-- Start Document text --

A wide-ranging interview on the pressing issues facing the Jewish people today.

As is the case with most men of principle, especially lawyers, Alan Dershowitz cannot avoid controversy or criticism.

He's been called America's "most peripatetic civil liberties lawyer," "the best-known criminal lawyer in the world" and "the top lawyer of last resort," having taken up the causes of defendants as diverse as Claus von Bulow, O.J. Simpson and Jonathan Pollard.

In recent years, the most passionate causes of this distinguished defender of individual rights have been on behalf of the Jewish people -- where Mr. Dershowitz is our "most public Jewish defender," "Israel's single most visible advocate" and "the Jewish state's lead attorney in the court of public opinion."

A graduate of Brooklyn College and Yale Law School, Mr. Dershowitz, 69, joined the Harvard Law School faculty at age 25 after clerking for U.S. Supreme Court Justice Arthur Goldberg. He has published widely in op-ed columns and is author of more than two dozen books with an international audience, including "Chutzpah: The Case For Israel," "Blasphemy: How the Religious Right Is Hijacking The Declaration of Independence," "Preemption: A Knife that Cuts Both Ways" and, most recently, "Finding Jefferson - A Lost Letter, A Remarkable Discovery, And The First Amendment In An Age Of Terrorism."

In 1983, the Anti-Defamation League presented him with the William O. Douglas First Amendment Award for his "compassionate eloquent leadership and persistent advocacy in the struggle for civil and human rights."

In presenting the award, Nobel laureate Elie Wiesel said, "If there had been a few people like Alan Dershowitz during the 1930s and 1940s, the history of European Jewry might have been different."

In a wide-ranging interview, Mr. Dershowitz talked about the difficulties in confronting Holocaust deniers (like Iranian President Mahmoud Ahmadinejad) and minimizers, anti-Semites, anti-Zionists, hecklers, Jewish values, international views of Israel and the prospects for peace in the Middle East.

Over the past few years, he's had much to say about all of them. Some might call his views biased, predictable or unnecessarily confrontational -- but it is difficult to deny their essential logic and moral clarity.

"I will give $10,000 to the PLO if you can find a historical fact in my book that you can prove to be false."

That was particularly the case with Norman Finkelstein, a Princeton-educated political scientist whose book, "The Holocaust Industry," argued that Israel has exploited Jewish suffering to justify its expansionist policies.

-- End Document text --
-- Start Records to process --

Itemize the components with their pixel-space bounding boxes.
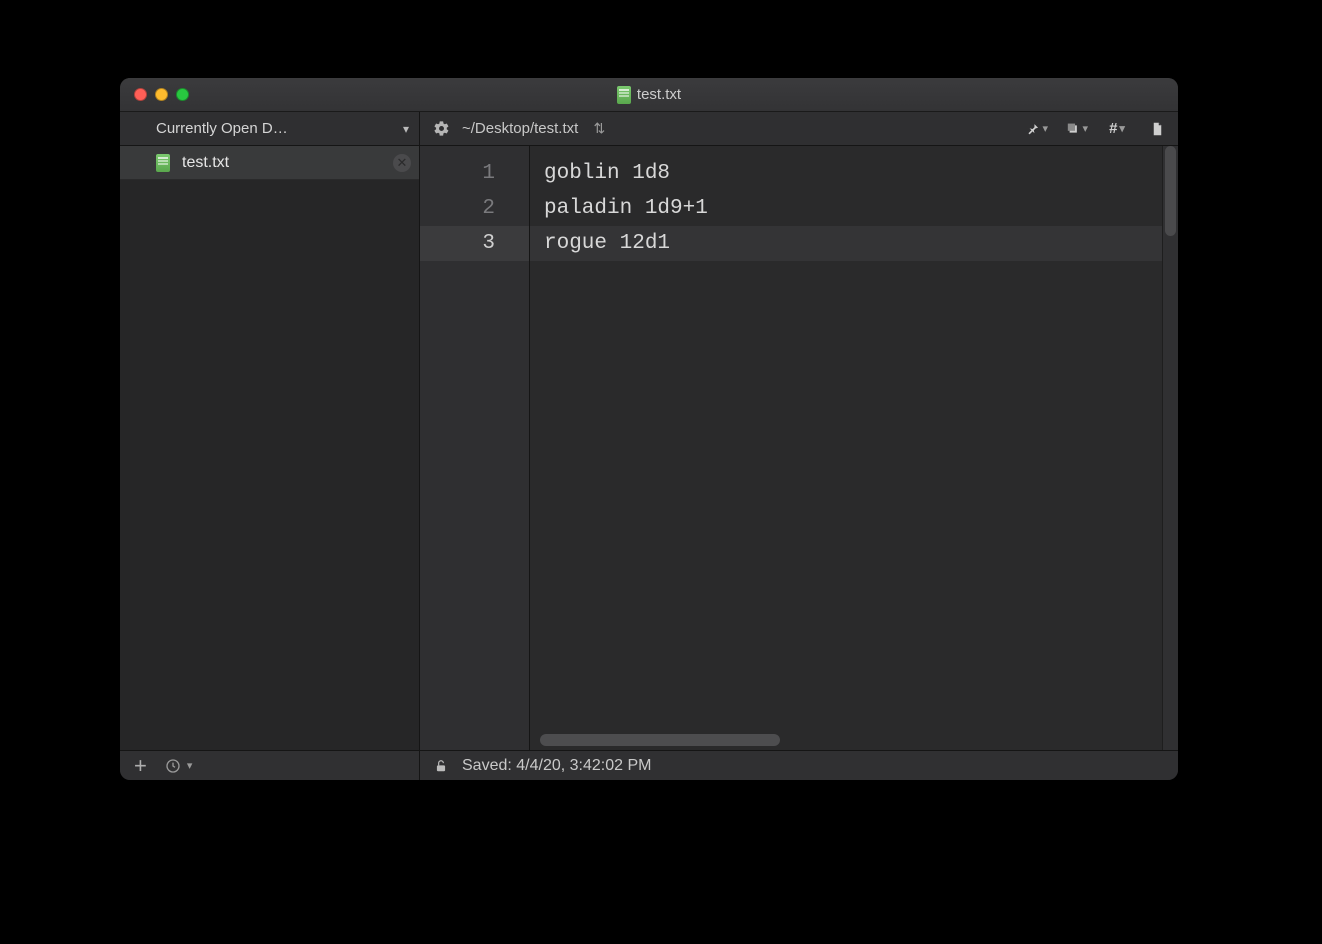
vertical-scrollbar-thumb[interactable] <box>1165 146 1176 236</box>
line-number[interactable]: 2 <box>420 191 529 226</box>
horizontal-scrollbar[interactable] <box>540 734 1154 746</box>
code-area[interactable]: goblin 1d8 paladin 1d9+1 rogue 12d1 <box>530 146 1178 750</box>
main-panel: ~/Desktop/test.txt ⇅ ▾ ▾ # ▾ <box>420 112 1178 750</box>
history-button[interactable]: ▾ <box>165 758 193 774</box>
document-icon <box>156 154 170 172</box>
close-window-button[interactable] <box>134 88 147 101</box>
editor: 1 2 3 goblin 1d8 paladin 1d9+1 rogue 12d… <box>420 146 1178 750</box>
pin-icon[interactable]: ▾ <box>1026 121 1048 137</box>
line-number[interactable]: 3 <box>420 226 529 261</box>
new-document-icon[interactable] <box>1146 120 1168 138</box>
toolbar-right: ▾ ▾ # ▾ <box>1026 120 1172 138</box>
zoom-window-button[interactable] <box>176 88 189 101</box>
horizontal-scrollbar-thumb[interactable] <box>540 734 780 746</box>
document-icon <box>617 86 631 104</box>
vertical-scrollbar[interactable] <box>1162 146 1178 750</box>
code-line[interactable]: paladin 1d9+1 <box>530 191 1178 226</box>
code-line[interactable]: rogue 12d1 <box>530 226 1178 261</box>
window-title: test.txt <box>120 86 1178 104</box>
line-number[interactable]: 1 <box>420 156 529 191</box>
window-title-text: test.txt <box>637 86 681 103</box>
gear-icon[interactable] <box>430 120 452 137</box>
titlebar[interactable]: test.txt <box>120 78 1178 112</box>
hash-icon[interactable]: # ▾ <box>1106 120 1128 137</box>
status-saved-label: Saved: 4/4/20, 3:42:02 PM <box>462 757 651 775</box>
gutter: 1 2 3 <box>420 146 530 750</box>
sidebar-item-label: test.txt <box>182 154 229 172</box>
stack-icon[interactable]: ▾ <box>1066 121 1088 137</box>
add-button[interactable]: + <box>134 755 147 777</box>
sidebar: Currently Open D… ▾ test.txt ✕ <box>120 112 420 750</box>
editor-window: test.txt Currently Open D… ▾ test.txt ✕ <box>120 78 1178 780</box>
chevron-down-icon: ▾ <box>187 759 193 772</box>
traffic-lights <box>120 88 189 101</box>
sort-icon[interactable]: ⇅ <box>588 120 610 137</box>
sidebar-section-dropdown[interactable]: Currently Open D… ▾ <box>120 112 419 146</box>
status-right: Saved: 4/4/20, 3:42:02 PM <box>420 757 1178 775</box>
file-path[interactable]: ~/Desktop/test.txt <box>462 120 578 137</box>
chevron-down-icon: ▾ <box>1119 122 1125 135</box>
minimize-window-button[interactable] <box>155 88 168 101</box>
chevron-down-icon: ▾ <box>1082 122 1088 135</box>
sidebar-list: test.txt ✕ <box>120 146 419 750</box>
chevron-down-icon: ▾ <box>403 122 409 136</box>
window-body: Currently Open D… ▾ test.txt ✕ ~/Desktop… <box>120 112 1178 750</box>
toolbar: ~/Desktop/test.txt ⇅ ▾ ▾ # ▾ <box>420 112 1178 146</box>
chevron-down-icon: ▾ <box>1042 122 1048 135</box>
sidebar-item-file[interactable]: test.txt ✕ <box>120 146 419 180</box>
code-line[interactable]: goblin 1d8 <box>530 156 1178 191</box>
close-file-button[interactable]: ✕ <box>393 154 411 172</box>
sidebar-section-label: Currently Open D… <box>156 120 397 137</box>
status-left: + ▾ <box>120 751 420 780</box>
statusbar: + ▾ Saved: 4/4/20, 3:42:02 PM <box>120 750 1178 780</box>
unlock-icon[interactable] <box>434 758 448 774</box>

-- End Records to process --

**Written problem 1**
Format the rows from the line with "vertical-scrollbar-thumb[interactable] <box>1165 146" up to and including the line with "line-number[interactable]: 3 <box>420" as a JSON list of strings, one string per line, leaving out any blank lines.
**Written problem 2**
Resume the Alan Dershowitz profile from its last sentence and carry it forward.
These rows are unrelated to the Alan Dershowitz profile.

**Final answer 1**
[
  "vertical-scrollbar-thumb[interactable] <box>1165 146 1176 236</box>",
  "line-number[interactable]: 2 <box>420 191 529 226</box>",
  "horizontal-scrollbar[interactable] <box>540 734 1154 746</box>",
  "code-area[interactable]: goblin 1d8 paladin 1d9+1 rogue 12d1 <box>530 146 1178 750</box>",
  "main-panel: ~/Desktop/test.txt ⇅ ▾ ▾ # ▾ <box>420 112 1178 750</box>",
  "history-button[interactable]: ▾ <box>165 758 193 774</box>",
  "document-icon <box>156 154 170 172</box>",
  "close-window-button[interactable] <box>134 88 147 101</box>",
  "editor: 1 2 3 goblin 1d8 paladin 1d9+1 rogue 12d… <box>420 146 1178 750</box>",
  "pin-icon[interactable]: ▾ <box>1026 121 1048 137</box>",
  "line-number[interactable]: 3 <box>420 226 529 261</box>"
]

**Final answer 2**
Mr. Dershowitz was accused of inappropriate meddling by actively campaigning against Mr. Finkelstein's candidacy for tenure at DePaul University, a Catholic school in Chicago. In August 2006, Mr. Finkelstein struck back, suggesting that Mr. Dershowitz be targeted "for assassination" because of his views on Israel and comparing him to a Nazi propagandist.

Mr. Dershowitz described Mr. Finkelstein as a "Holocaust-justice denier" and noted he had been embraced by Ernst Zundel, the notorious neo-Nazi who has been convicted of Holocaust denial in both Canada and Germany.

Mr. Zundel had said that Mr. Finkelstein is "exceedingly useful to the Revisionist cause. We would not be making vast inroads in Europe with our outreach program were it not for his [book]." Mr. Finkelstein has also been called the "Jewish David Irving" -- a reference to the well-known Holocaust denier and admirer of Hitler.

Mr. Dershowitz further pointed out that Mr. Finkelstein had been fired by several universities at which he had previously worked for abusing students who disagreed with his views. Mr. Finkelstein called Mr. Dershowitz's book, "The Case for Israel," "a hoax." (Replied Mr. Dershowitz: "I will give $10,000 to the PLO if you can find a historical fact in my book that you can prove to be false.")

In June of 2007, after considerable public debate, Mr. Finkelstein was denied tenure at DePaul. He resigned from the university as part of a settlement.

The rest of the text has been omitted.